▶ _SET PROBLEM_:
Render the lines from the one containing "clear-by-hw-note: Clear by" up to and including the one containing "clear-fpca-note: Clear to" as a Markdown table with the columns Row and Line Text, leaving out any blank lines.

[START]

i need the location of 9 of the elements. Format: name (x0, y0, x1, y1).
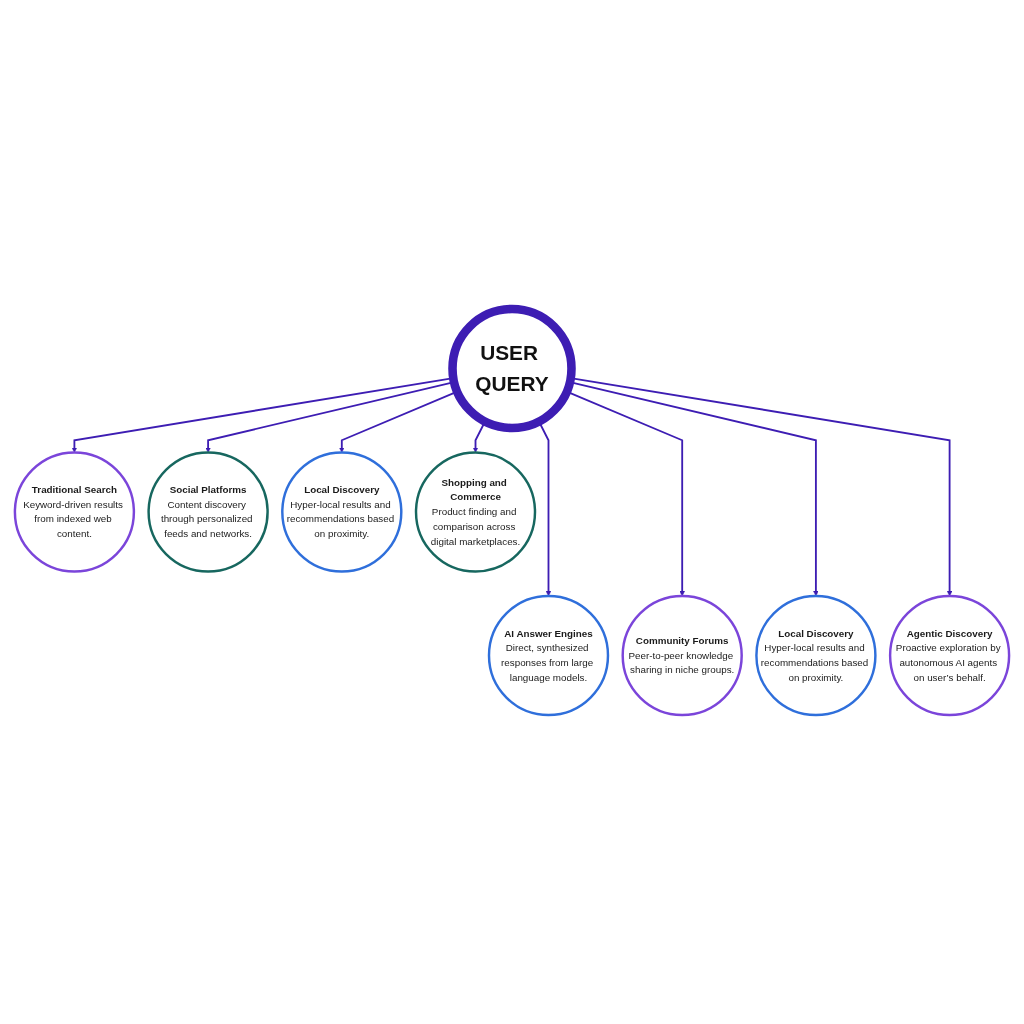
node-circle: AI Answer Engines Direct, synthesized responses from large language models. (487, 594, 610, 717)
node-circle: Community Forums Peer-to-peer knowledge sharing in niche groups. (621, 594, 743, 717)
node-circle: Social Platforms Content discovery through personalized feeds and networks. (147, 451, 269, 573)
node-circle: USER QUERY (448, 304, 576, 433)
node-circle: Shopping and Commerce Product finding and comparison across digital marketplaces. (414, 451, 537, 573)
node-circle: Traditional Search Keyword-driven results from indexed web content. (13, 451, 136, 573)
node-circle: Agentic Discovery Proactive exploration by autonomous AI agents on user’s behalf. (888, 594, 1011, 717)
node-circle: Local Discovery Hyper-local results and recommendations based on proximity. (755, 594, 877, 717)
node-circle: Local Discovery Hyper-local results and recommendations based on proximity. (281, 451, 403, 573)
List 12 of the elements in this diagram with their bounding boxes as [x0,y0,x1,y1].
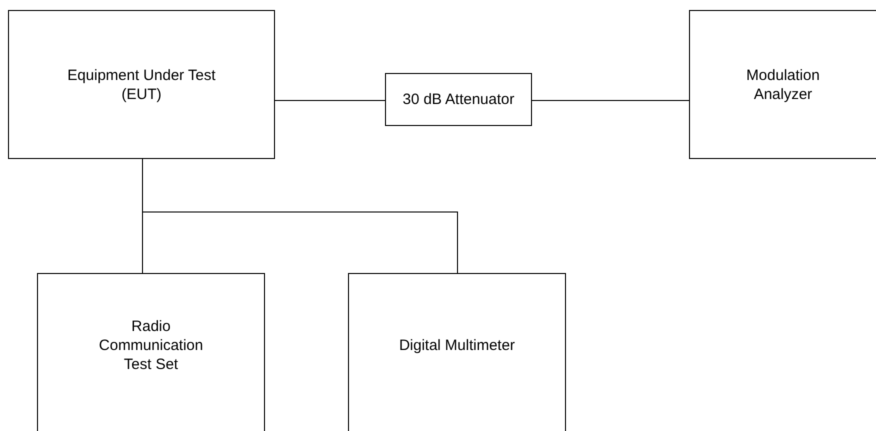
box-label: 30 dB Attenuator [402,90,514,109]
connector-line [532,100,690,101]
box-label: Digital Multimeter [399,336,515,354]
equipment-box [8,10,275,159]
box-label: Modulation Analyzer [745,66,821,104]
equipment-box [348,273,566,431]
equipment-box [689,10,876,159]
box-label: Equipment Under Test (EUT) [66,66,217,104]
connector-line [274,100,386,101]
equipment-box [37,273,265,431]
box-label: Radio Communication Test Set [98,316,204,374]
equipment-box [385,73,532,126]
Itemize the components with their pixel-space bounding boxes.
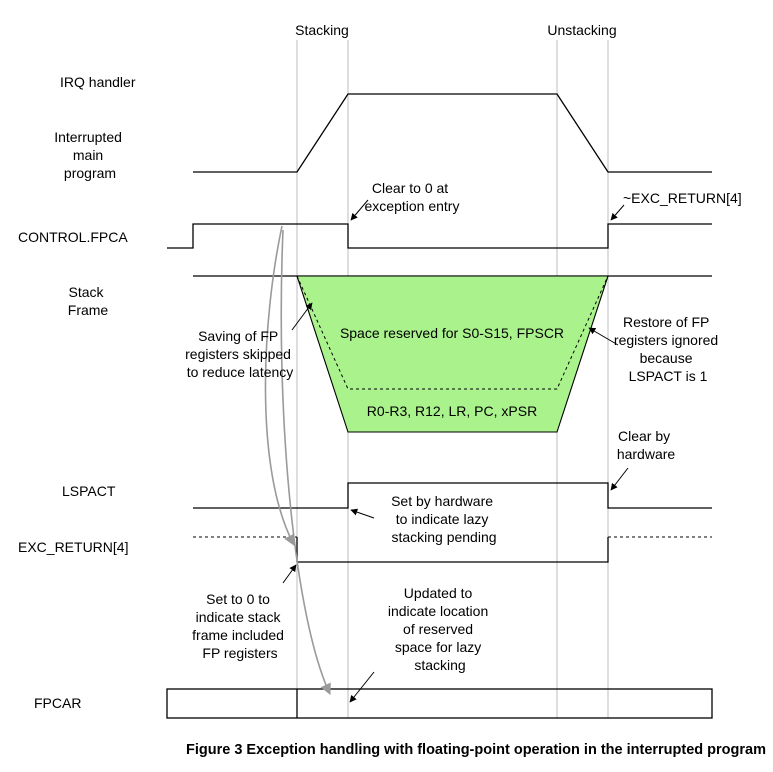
clear-by-hw-note: Clear by hardware <box>617 428 676 462</box>
figure-caption: Figure 3 Exception handling with floatin… <box>186 742 766 758</box>
fpca-to-exc-return-curve <box>264 225 295 546</box>
control-fpca-waveform <box>167 223 712 249</box>
clear-fpca-note: Clear to 0 at exception entry <box>365 180 460 214</box>
set-to-zero-note: Set to 0 to indicate stack frame include… <box>192 591 288 661</box>
irq-main-waveform <box>193 93 712 173</box>
irq-handler-label: IRQ handler <box>60 74 136 90</box>
fpcar-box <box>166 688 713 719</box>
stack-frame-label: Stack Frame <box>68 284 109 318</box>
restore-ignored-note: Restore of FP registers ignored because … <box>614 314 722 384</box>
reserved-space-outline <box>296 275 609 390</box>
saving-skipped-arrow <box>291 302 313 331</box>
interrupted-main-label: Interrupted main program <box>54 129 126 181</box>
unstacking-label: Unstacking <box>547 22 616 38</box>
set-by-hw-note: Set by hardware to indicate lazy stackin… <box>391 493 497 545</box>
not-exc-return-note: ~EXC_RETURN[4] <box>623 190 742 206</box>
not-exc-return-arrow <box>610 204 625 221</box>
updated-fpcar-arrow <box>349 671 375 703</box>
restore-ignored-arrow <box>588 327 619 346</box>
stacking-label: Stacking <box>295 22 349 38</box>
reserved-space-text: Space reserved for S0-S15, FPSCR <box>340 325 564 341</box>
lspact-waveform <box>193 482 712 509</box>
control-fpca-label: CONTROL.FPCA <box>18 229 128 245</box>
set-to-zero-arrow <box>282 564 297 584</box>
set-by-hw-arrow <box>350 508 375 519</box>
clear-fpca-arrow <box>350 199 369 221</box>
updated-fpcar-note: Updated to indicate location of reserved… <box>388 585 492 673</box>
fpca-to-fpcar-curve <box>280 229 331 696</box>
stack-frame-shape <box>296 275 609 433</box>
lspact-label: LSPACT <box>62 483 116 499</box>
exc-return-label: EXC_RETURN[4] <box>18 539 128 555</box>
saving-skipped-note: Saving of FP registers skipped to reduce… <box>185 328 295 380</box>
registers-text: R0-R3, R12, LR, PC, xPSR <box>367 403 537 419</box>
exc-return-waveform <box>296 537 609 563</box>
fpcar-label: FPCAR <box>34 695 81 711</box>
clear-by-hw-arrow <box>610 467 629 491</box>
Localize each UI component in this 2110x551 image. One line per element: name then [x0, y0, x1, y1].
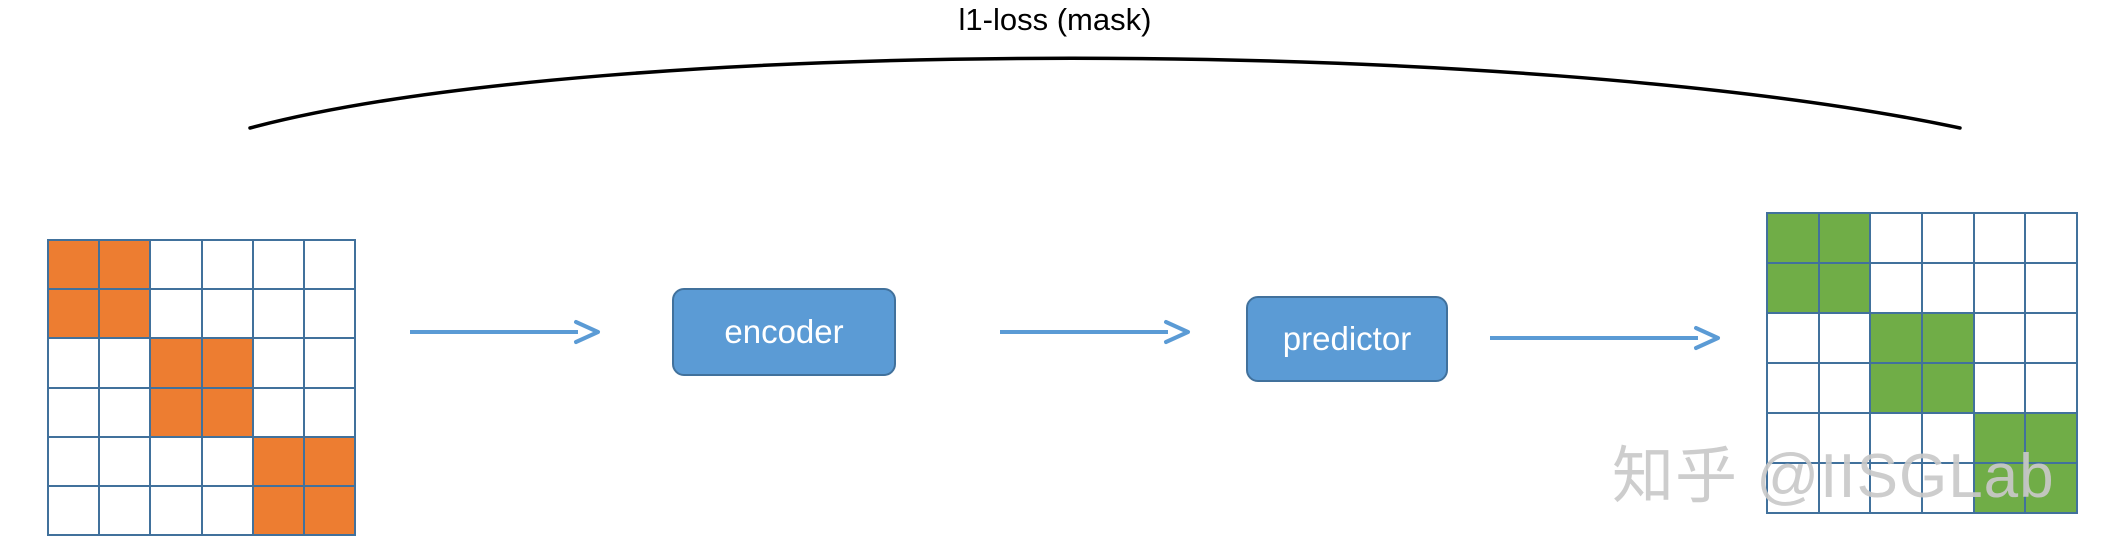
- grid-cell-r6-c1: [49, 486, 101, 536]
- grid-cell-r3-c6: [304, 339, 356, 389]
- grid-cell-r1-c3: [1871, 214, 1923, 264]
- grid-cell-r5-c3: [151, 437, 203, 487]
- grid-cell-r3-c4: [1923, 314, 1975, 364]
- grid-cell-r4-c5: [1974, 364, 2027, 414]
- grid-cell-r5-c5: [1974, 414, 2027, 464]
- grid-cell-r1-c5: [253, 241, 305, 291]
- grid-cell-r6-c5: [253, 486, 305, 536]
- grid-cell-r3-c3: [1871, 314, 1923, 364]
- grid-cell-r6-c6: [304, 486, 356, 536]
- grid-cell-r4-c3: [1871, 364, 1923, 414]
- grid-cell-r4-c4: [1923, 364, 1975, 414]
- grid-cell-r5-c4: [1923, 414, 1975, 464]
- grid-cell-r4-c3: [151, 388, 203, 438]
- grid-cell-r1-c3: [151, 241, 203, 291]
- grid-cell-r2-c2: [1819, 264, 1872, 314]
- grid-cell-r1-c6: [2026, 214, 2078, 264]
- grid-cell-r1-c1: [49, 241, 101, 291]
- grid-cell-r2-c1: [1768, 264, 1820, 314]
- grid-cell-r5-c4: [202, 437, 254, 487]
- grid-cell-r6-c3: [1871, 464, 1923, 514]
- grid-cell-r6-c4: [1923, 464, 1975, 514]
- grid-cell-r3-c1: [49, 339, 101, 389]
- grid-cell-r2-c3: [151, 290, 203, 340]
- grid-cell-r2-c6: [304, 290, 356, 340]
- output-grid: [1766, 212, 2078, 514]
- grid-cell-r6-c2: [100, 486, 152, 536]
- encoder-box[interactable]: encoder: [672, 288, 896, 376]
- grid-cell-r1-c2: [1819, 214, 1872, 264]
- grid-cell-r1-c2: [100, 241, 152, 291]
- grid-cell-r3-c2: [100, 339, 152, 389]
- grid-cell-r5-c2: [100, 437, 152, 487]
- grid-cell-r4-c1: [49, 388, 101, 438]
- grid-cell-r4-c4: [202, 388, 254, 438]
- grid-cell-r1-c6: [304, 241, 356, 291]
- grid-cell-r4-c5: [253, 388, 305, 438]
- grid-cell-r5-c6: [2026, 414, 2078, 464]
- grid-cell-r2-c4: [1923, 264, 1975, 314]
- grid-cell-r5-c6: [304, 437, 356, 487]
- grid-cell-r2-c1: [49, 290, 101, 340]
- grid-cell-r5-c1: [1768, 414, 1820, 464]
- grid-cell-r5-c3: [1871, 414, 1923, 464]
- grid-cell-r3-c4: [202, 339, 254, 389]
- arrow-predictor-to-output: [1490, 326, 1720, 350]
- grid-cell-r3-c5: [253, 339, 305, 389]
- grid-cell-r6-c5: [1974, 464, 2027, 514]
- grid-cell-r2-c2: [100, 290, 152, 340]
- arrow-encoder-to-predictor: [1000, 320, 1190, 344]
- grid-cell-r5-c5: [253, 437, 305, 487]
- grid-cell-r1-c4: [202, 241, 254, 291]
- predictor-label: predictor: [1282, 320, 1412, 357]
- grid-cell-r1-c5: [1974, 214, 2027, 264]
- grid-cell-r6-c6: [2026, 464, 2078, 514]
- grid-cell-r4-c2: [1819, 364, 1872, 414]
- grid-cell-r3-c2: [1819, 314, 1872, 364]
- page-title: l1-loss (mask): [958, 2, 1152, 37]
- predictor-box[interactable]: predictor: [1246, 296, 1448, 382]
- grid-cell-r2-c4: [202, 290, 254, 340]
- grid-cell-r5-c2: [1819, 414, 1872, 464]
- grid-cell-r4-c6: [2026, 364, 2078, 414]
- grid-cell-r3-c5: [1974, 314, 2027, 364]
- grid-cell-r6-c1: [1768, 464, 1820, 514]
- grid-cell-r3-c3: [151, 339, 203, 389]
- grid-cell-r4-c2: [100, 388, 152, 438]
- grid-cell-r6-c3: [151, 486, 203, 536]
- grid-cell-r3-c1: [1768, 314, 1820, 364]
- grid-cell-r2-c6: [2026, 264, 2078, 314]
- encoder-label: encoder: [724, 313, 844, 350]
- grid-cell-r4-c1: [1768, 364, 1820, 414]
- grid-cell-r5-c1: [49, 437, 101, 487]
- grid-cell-r1-c1: [1768, 214, 1820, 264]
- grid-cell-r3-c6: [2026, 314, 2078, 364]
- grid-cell-r2-c5: [1974, 264, 2027, 314]
- grid-cell-r6-c2: [1819, 464, 1872, 514]
- input-grid: [47, 239, 356, 536]
- arrow-input-to-encoder: [410, 320, 600, 344]
- grid-cell-r1-c4: [1923, 214, 1975, 264]
- grid-cell-r4-c6: [304, 388, 356, 438]
- grid-cell-r2-c3: [1871, 264, 1923, 314]
- grid-cell-r6-c4: [202, 486, 254, 536]
- grid-cell-r2-c5: [253, 290, 305, 340]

[END]

▶ _WRITTEN RESPONSE_:
| Row | Line Text |
|---|---|
| 1 | clear-by-hw-note: Clear by hardware <box>617 428 676 462</box> |
| 2 | figure-caption: Figure 3 Exception handling with floatin… <box>186 742 766 758</box> |
| 3 | fpca-to-exc-return-curve <box>264 225 295 546</box> |
| 4 | control-fpca-waveform <box>167 223 712 249</box> |
| 5 | clear-fpca-note: Clear to 0 at exception entry <box>365 180 460 214</box> |